Throughput part 1: The Basics

January 14th, 2010 |

As I tackle more and more disk performance related issues, I thought it was time to create a series of blogposts about spindles, seektimes, latency and all that stuff. For now part 1, which covers the basics. Things like raid type, rotational speeds and seektimes basically make up “how fast you will go”. On to the dirty details!

Introduction to physical disks and their behaviour

So what is really important when looking at physical disks, and their performance? Firstly and most important, we must look at the storage system parameters in order to reduce disk latencies. In order to be able to do this properly, we have to take into account the characteristics of the I/O what is being performed. Secondly, we have to look at segment sizes within the chosen raid types (which in turn followes from the system parameters). Finally, we’ll deepdive into alignment (which still appears to be misunderstood by a lot of people)

Delays and latency

If we start looking at a physical spinning disk, what kind of latencies and delays do we have to take into account? To simply sum them up:

Head seek time;
Rotational latency;
Transfer time;
Bonus: Optimizing by command queueing.

The first one appears to be a familiar one; whenever you see “how fast” a disk is, seek time is always the parameter to look at. But what is this seek time exactly? Basically, it is the time required for the harddisk to find the required data on its disk. But technically, the first item I describe is the HEAD seek time, which is the time required by the physical head to hoover to the destination track on the harddisks surface (called the platter), and lock into the reading of that tracks data. the further the head has to move, the bigger this head seek time becomes. In order to be able to call this by a single number, the average seek time is used. Kind of like the time required for the head to move over half of the platter.

Stored rows
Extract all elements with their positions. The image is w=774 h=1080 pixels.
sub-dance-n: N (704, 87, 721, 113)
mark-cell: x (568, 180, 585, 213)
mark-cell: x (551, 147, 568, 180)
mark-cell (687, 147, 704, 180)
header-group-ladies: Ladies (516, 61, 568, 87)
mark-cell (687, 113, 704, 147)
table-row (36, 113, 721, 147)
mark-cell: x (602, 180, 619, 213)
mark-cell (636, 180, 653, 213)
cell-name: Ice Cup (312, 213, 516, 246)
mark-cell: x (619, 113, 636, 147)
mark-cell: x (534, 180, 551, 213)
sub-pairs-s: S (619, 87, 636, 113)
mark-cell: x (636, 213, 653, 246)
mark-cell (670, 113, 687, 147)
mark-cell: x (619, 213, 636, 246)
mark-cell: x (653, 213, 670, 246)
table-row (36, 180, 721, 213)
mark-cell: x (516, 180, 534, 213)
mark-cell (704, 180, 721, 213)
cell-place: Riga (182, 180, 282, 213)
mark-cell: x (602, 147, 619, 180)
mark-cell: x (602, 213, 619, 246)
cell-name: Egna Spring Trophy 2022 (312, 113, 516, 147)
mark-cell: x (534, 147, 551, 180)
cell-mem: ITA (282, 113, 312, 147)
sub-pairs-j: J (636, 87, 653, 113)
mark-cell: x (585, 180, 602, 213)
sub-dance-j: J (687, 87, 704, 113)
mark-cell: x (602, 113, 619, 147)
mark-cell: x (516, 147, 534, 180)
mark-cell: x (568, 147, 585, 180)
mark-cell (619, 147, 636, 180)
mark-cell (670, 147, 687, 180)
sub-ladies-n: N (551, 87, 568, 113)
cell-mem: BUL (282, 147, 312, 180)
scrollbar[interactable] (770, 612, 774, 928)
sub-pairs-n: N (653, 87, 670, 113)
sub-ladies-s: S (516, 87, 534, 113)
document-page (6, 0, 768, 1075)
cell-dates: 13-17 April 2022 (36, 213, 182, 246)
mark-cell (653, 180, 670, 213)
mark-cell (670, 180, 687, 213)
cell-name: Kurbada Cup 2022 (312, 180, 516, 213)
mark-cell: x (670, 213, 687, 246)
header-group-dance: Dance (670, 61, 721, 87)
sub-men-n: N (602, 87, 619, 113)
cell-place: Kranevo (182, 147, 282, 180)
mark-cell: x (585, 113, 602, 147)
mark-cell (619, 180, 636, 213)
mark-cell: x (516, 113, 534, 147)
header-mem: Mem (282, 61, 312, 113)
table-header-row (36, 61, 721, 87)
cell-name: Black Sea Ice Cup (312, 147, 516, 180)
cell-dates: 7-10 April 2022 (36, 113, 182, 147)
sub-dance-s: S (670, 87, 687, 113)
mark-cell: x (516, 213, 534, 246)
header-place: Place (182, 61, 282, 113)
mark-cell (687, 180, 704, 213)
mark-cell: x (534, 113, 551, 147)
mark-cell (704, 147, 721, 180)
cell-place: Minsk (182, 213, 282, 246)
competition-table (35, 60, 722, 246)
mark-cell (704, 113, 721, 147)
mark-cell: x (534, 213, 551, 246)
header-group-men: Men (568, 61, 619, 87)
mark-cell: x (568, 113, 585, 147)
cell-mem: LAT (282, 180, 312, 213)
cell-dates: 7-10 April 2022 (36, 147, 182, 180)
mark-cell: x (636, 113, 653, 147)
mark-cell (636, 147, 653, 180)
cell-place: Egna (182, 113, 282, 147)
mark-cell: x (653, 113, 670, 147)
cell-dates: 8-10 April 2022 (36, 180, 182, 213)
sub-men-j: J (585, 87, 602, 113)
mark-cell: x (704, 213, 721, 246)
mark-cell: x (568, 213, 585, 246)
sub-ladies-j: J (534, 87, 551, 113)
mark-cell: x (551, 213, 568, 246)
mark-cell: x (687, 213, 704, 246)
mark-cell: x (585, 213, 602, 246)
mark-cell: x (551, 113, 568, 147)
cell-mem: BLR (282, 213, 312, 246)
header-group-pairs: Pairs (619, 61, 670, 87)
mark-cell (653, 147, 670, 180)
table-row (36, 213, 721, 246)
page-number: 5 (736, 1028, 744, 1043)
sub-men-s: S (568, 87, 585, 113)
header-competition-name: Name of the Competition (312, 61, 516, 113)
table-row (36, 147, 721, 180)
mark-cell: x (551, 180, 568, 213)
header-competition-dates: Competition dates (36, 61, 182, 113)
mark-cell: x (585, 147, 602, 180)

Exercise tasks
1. Say whether each statement below agrees with the disk performance post, answering yes or no and quoting the words from the post that decide it.
(a) According to the post, seek time is always the parameter to check when you see how fast a disk is.
(b) According to the post, the head seek time gets smaller the further the head has to move.
(c) According to the post, the surface of the harddisk is called the spindle.
2. Carry on the disk performance post from its last sentence, keeping the same informal blog voice.

Final results
1.
(a) Yes: "whenever you see “how fast” a disk is, seek time is always the parameter to look at"
(b) No: "the further the head has to move, the bigger this head seek time becomes"
(c) No: "on the harddisks surface (called the platter)"

2.
I like to split up the total seek time into different subcomponents. I want to introduce something called the rotational latency and transfer time so that:

total seektime = head seektime + rotational latency + transfer time

Rotational latency starts occurring as soon as the hard disks head is locked onto the track where the needed sector resides. Rotational latency is the delay introduced by the question “where does a circle start?”. Sometimes the head will arrive at the track, just when the needed sector passes underneath (rotational latency is near-zero in that case). On the other hand, it might just have passed underneath the head, and now the system has to wait almost an entire rotation of the disk underneath the head for the sector to pass by. Rotational latency in this case is at its maximum.

Considering this, you may be able to extract that the average rotational latency is half of a full disk rotation. From there on, it is easily understood that the speed at which the disk rotates directly impacts the rotational latency and thus the total seektime.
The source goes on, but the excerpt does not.